» Instructions to follow:
Return the listing below exactly, with the pictures dropped.

» Recorded data:
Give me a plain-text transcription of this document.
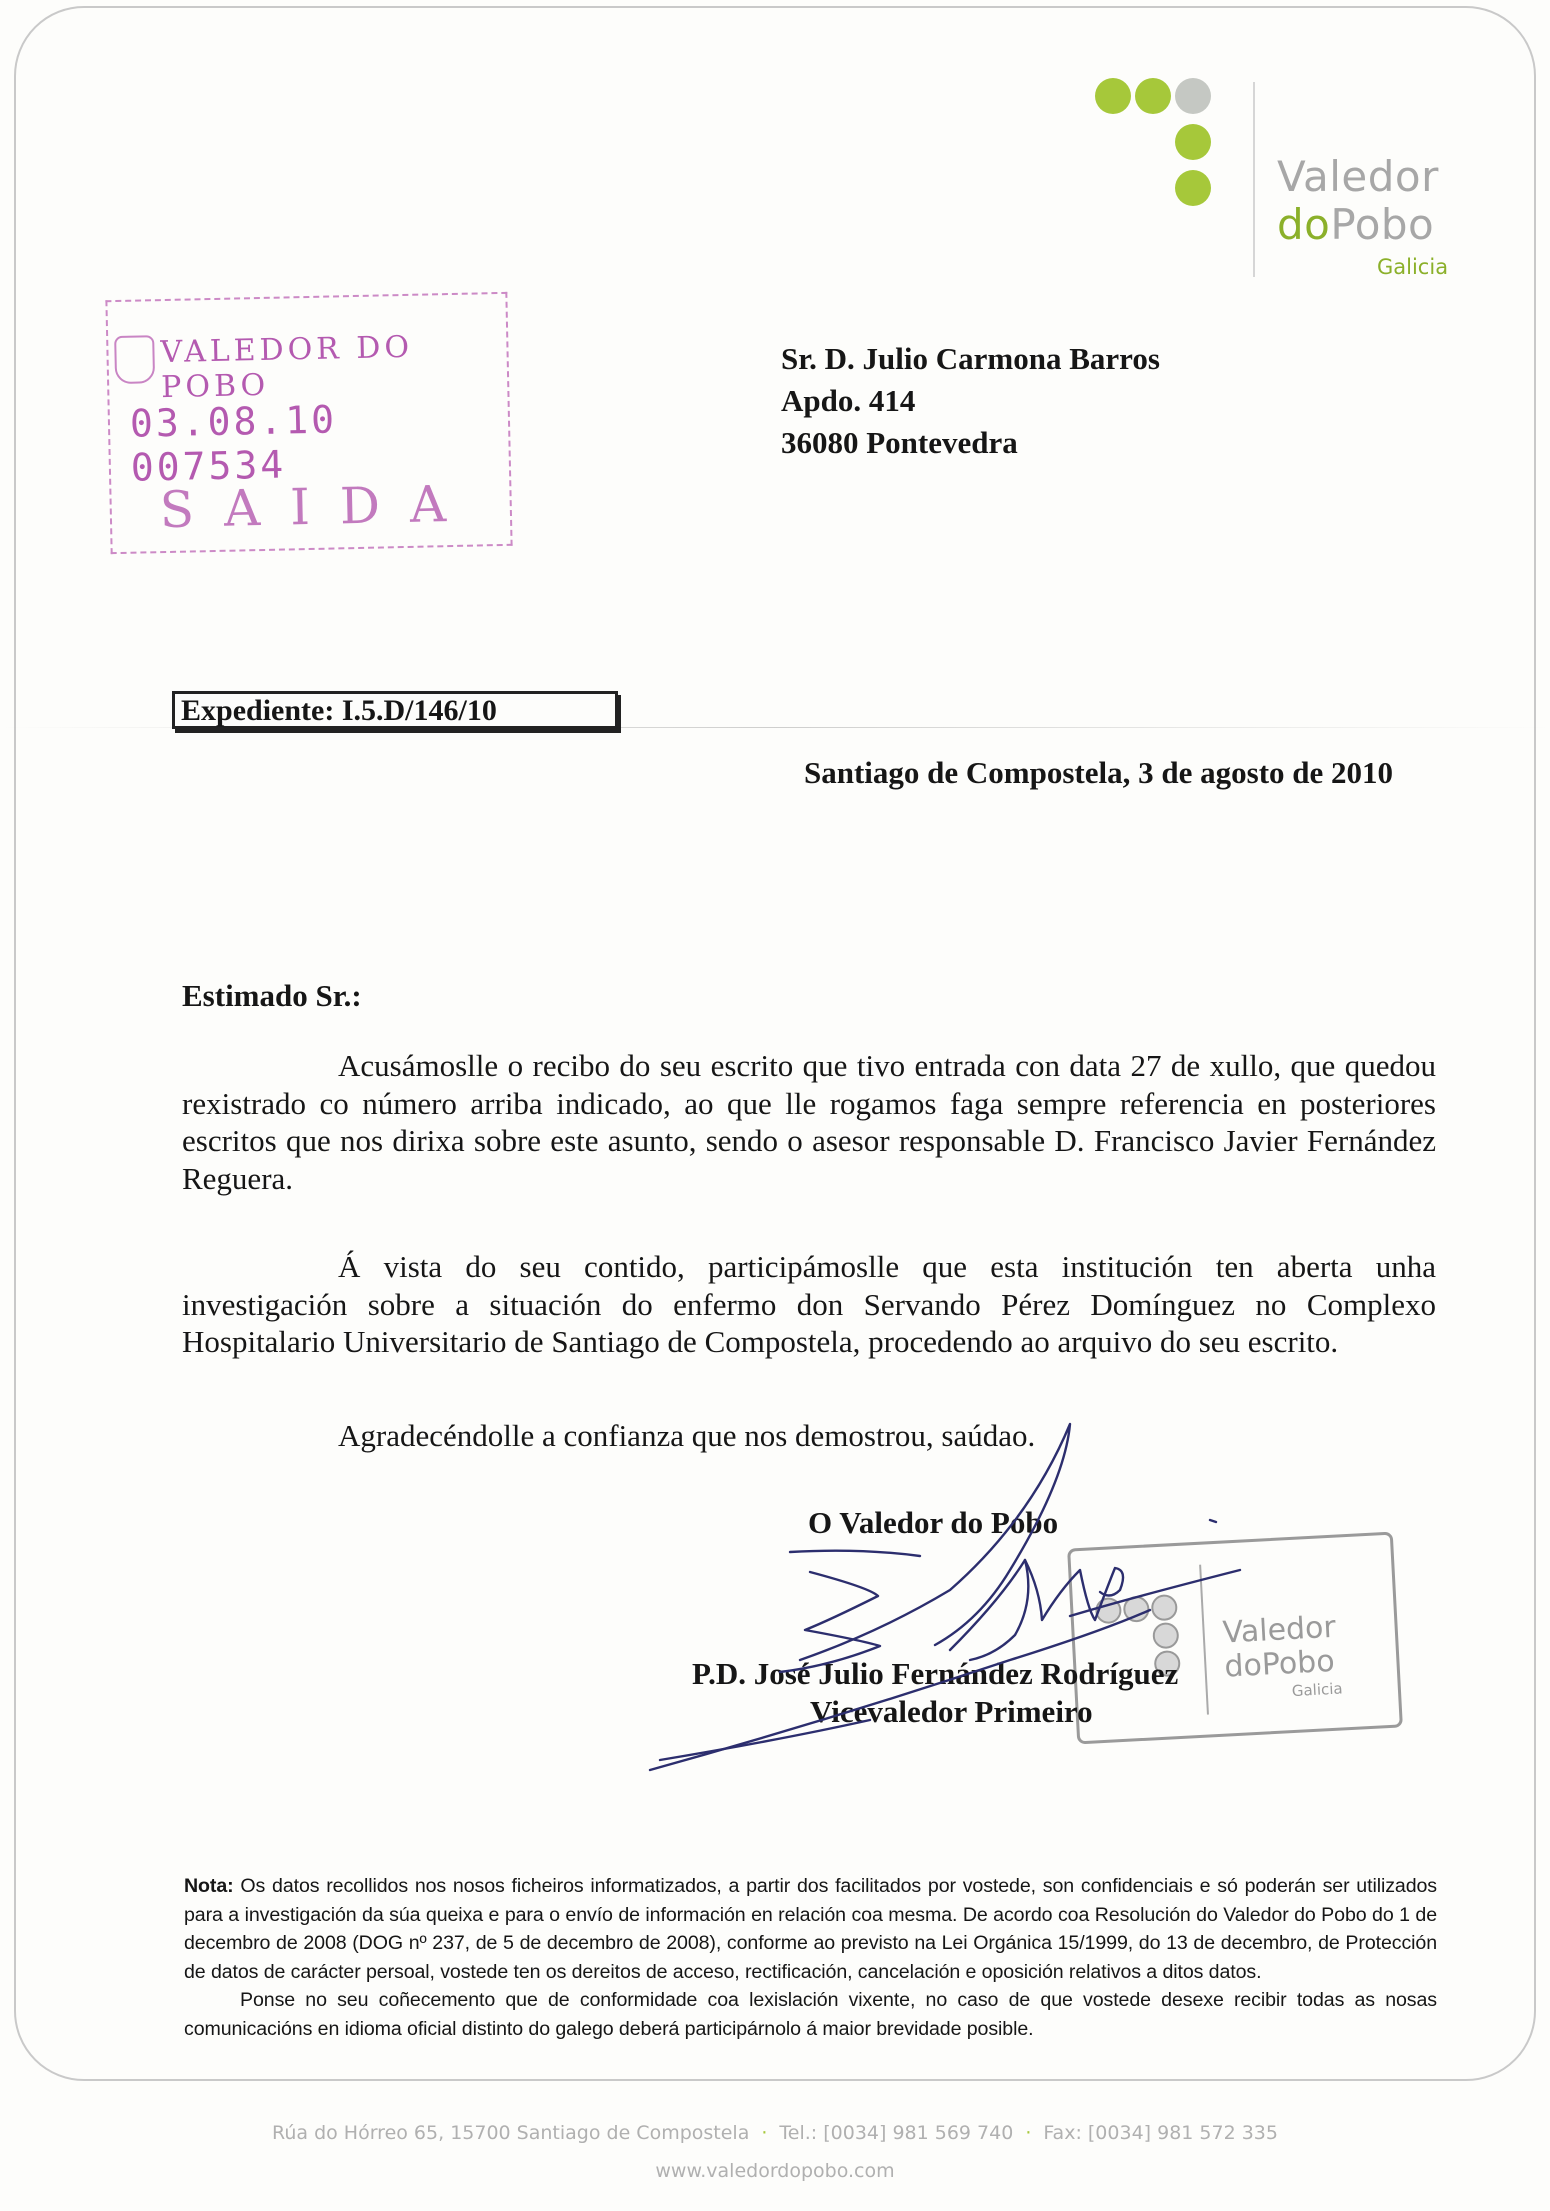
Valedor
doPobo
Galicia
VALEDOR DO POBO
03.08.10 007534
SAIDA
Sr. D. Julio Carmona Barros
Apdo. 414
36080 Pontevedra
Expediente: I.5.D/146/10
Santiago de Compostela, 3 de agosto de 2010
Estimado Sr.:
Acusámoslle o recibo do seu escrito que tivo entrada con data 27 de xullo, que quedou rexistrado co número arriba indicado, ao que lle rogamos faga sempre referencia en posteriores escritos que nos dirixa sobre este asunto, sendo o asesor responsable D. Francisco Javier Fernández Reguera.
Á vista do seu contido, participámoslle que esta institución ten aberta unha investigación sobre a situación do enfermo don Servando Pérez Domínguez no Complexo Hospitalario Universitario de Santiago de Compostela, procedendo ao arquivo do seu escrito.
Agradecéndolle a confianza que nos demostrou, saúdao.
Valedor
doPobo
Galicia
O Valedor do Pobo
P.D. José Julio Fernández Rodríguez
Vicevaledor Primeiro
Nota: Os datos recollidos nos nosos ficheiros informatizados, a partir dos facilitados por vostede, son confidenciais e só poderán ser utilizados para a investigación da súa queixa e para o envío de información en relación coa mesma. De acordo coa Resolución do Valedor do Pobo do 1 de decembro de 2008 (DOG nº 237, de 5 de decembro de 2008), conforme ao previsto na Lei Orgánica 15/1999, do 13 de decembro, de Protección de datos de carácter persoal, vostede ten os dereitos de acceso, rectificación, cancelación e oposición relativos a ditos datos.
Ponse no seu coñecemento que de conformidade coa lexislación vixente, no caso de que vostede desexe recibir todas as nosas comunicacións en idioma oficial distinto do galego deberá participárnolo á maior brevidade posible.
Rúa do Hórreo 65, 15700 Santiago de Compostela · Tel.: [0034] 981 569 740 · Fax: [0034] 981 572 335
www.valedordopobo.com
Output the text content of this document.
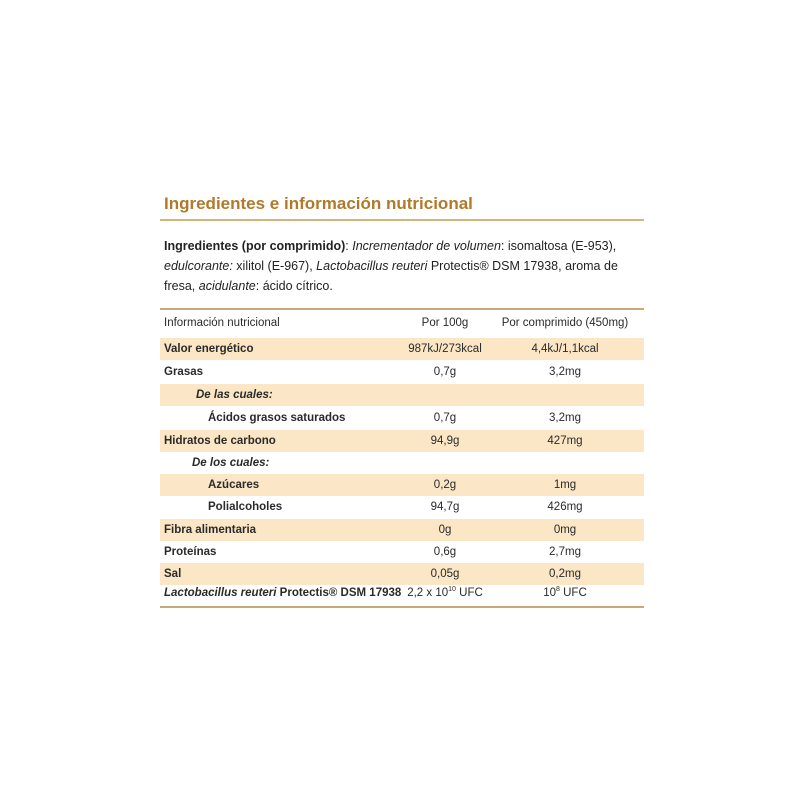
Ingredientes e información nutricional
Ingredientes (por comprimido): Incrementador de volumen: isomaltosa (E-953), edulcorante: xilitol (E-967), Lactobacillus reuteri Protectis® DSM 17938, aroma de fresa, acidulante: ácido cítrico.
Información nutricional	Por 100g	Por comprimido (450mg)
Valor energético	987kJ/273kcal	4,4kJ/1,1kcal
Grasas	0,7g	3,2mg
De las cuales:
Ácidos grasos saturados	0,7g	3,2mg
Hidratos de carbono	94,9g	427mg
De los cuales:
Azúcares	0,2g	1mg
Polialcoholes	94,7g	426mg
Fibra alimentaria	0g	0mg
Proteínas	0,6g	2,7mg
Sal	0,05g	0,2mg
Lactobacillus reuteri Protectis® DSM 17938 2,2 x $10^{10}$ UFC	$10^8$ UFC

» The output:
Give me a plain-text transcription of this document.
Valedor
doPobo
Galicia
VALEDOR DO POBO
03.08.10 007534
SAIDA
Sr. D. Julio Carmona Barros
Apdo. 414
36080 Pontevedra
Expediente: I.5.D/146/10
Santiago de Compostela, 3 de agosto de 2010
Estimado Sr.:
Acusámoslle o recibo do seu escrito que tivo entrada con data 27 de xullo, que quedou rexistrado co número arriba indicado, ao que lle rogamos faga sempre referencia en posteriores escritos que nos dirixa sobre este asunto, sendo o asesor responsable D. Francisco Javier Fernández Reguera.
Á vista do seu contido, participámoslle que esta institución ten aberta unha investigación sobre a situación do enfermo don Servando Pérez Domínguez no Complexo Hospitalario Universitario de Santiago de Compostela, procedendo ao arquivo do seu escrito.
Agradecéndolle a confianza que nos demostrou, saúdao.
Valedor
doPobo
Galicia
O Valedor do Pobo
P.D. José Julio Fernández Rodríguez
Vicevaledor Primeiro
Nota: Os datos recollidos nos nosos ficheiros informatizados, a partir dos facilitados por vostede, son confidenciais e só poderán ser utilizados para a investigación da súa queixa e para o envío de información en relación coa mesma. De acordo coa Resolución do Valedor do Pobo do 1 de decembro de 2008 (DOG nº 237, de 5 de decembro de 2008), conforme ao previsto na Lei Orgánica 15/1999, do 13 de decembro, de Protección de datos de carácter persoal, vostede ten os dereitos de acceso, rectificación, cancelación e oposición relativos a ditos datos.
Ponse no seu coñecemento que de conformidade coa lexislación vixente, no caso de que vostede desexe recibir todas as nosas comunicacións en idioma oficial distinto do galego deberá participárnolo á maior brevidade posible.
Rúa do Hórreo 65, 15700 Santiago de Compostela · Tel.: [0034] 981 569 740 · Fax: [0034] 981 572 335
www.valedordopobo.com
Output the text content of this document.
Ingredientes e información nutricional
Ingredientes (por comprimido): Incrementador de volumen: isomaltosa (E-953), edulcorante: xilitol (E-967), Lactobacillus reuteri Protectis® DSM 17938, aroma de fresa, acidulante: ácido cítrico.
Información nutricional	Por 100g	Por comprimido (450mg)
Valor energético	987kJ/273kcal	4,4kJ/1,1kcal
Grasas	0,7g	3,2mg
De las cuales:
Ácidos grasos saturados	0,7g	3,2mg
Hidratos de carbono	94,9g	427mg
De los cuales:
Azúcares	0,2g	1mg
Polialcoholes	94,7g	426mg
Fibra alimentaria	0g	0mg
Proteínas	0,6g	2,7mg
Sal	0,05g	0,2mg
Lactobacillus reuteri Protectis® DSM 17938 2,2 x $10^{10}$ UFC	$10^8$ UFC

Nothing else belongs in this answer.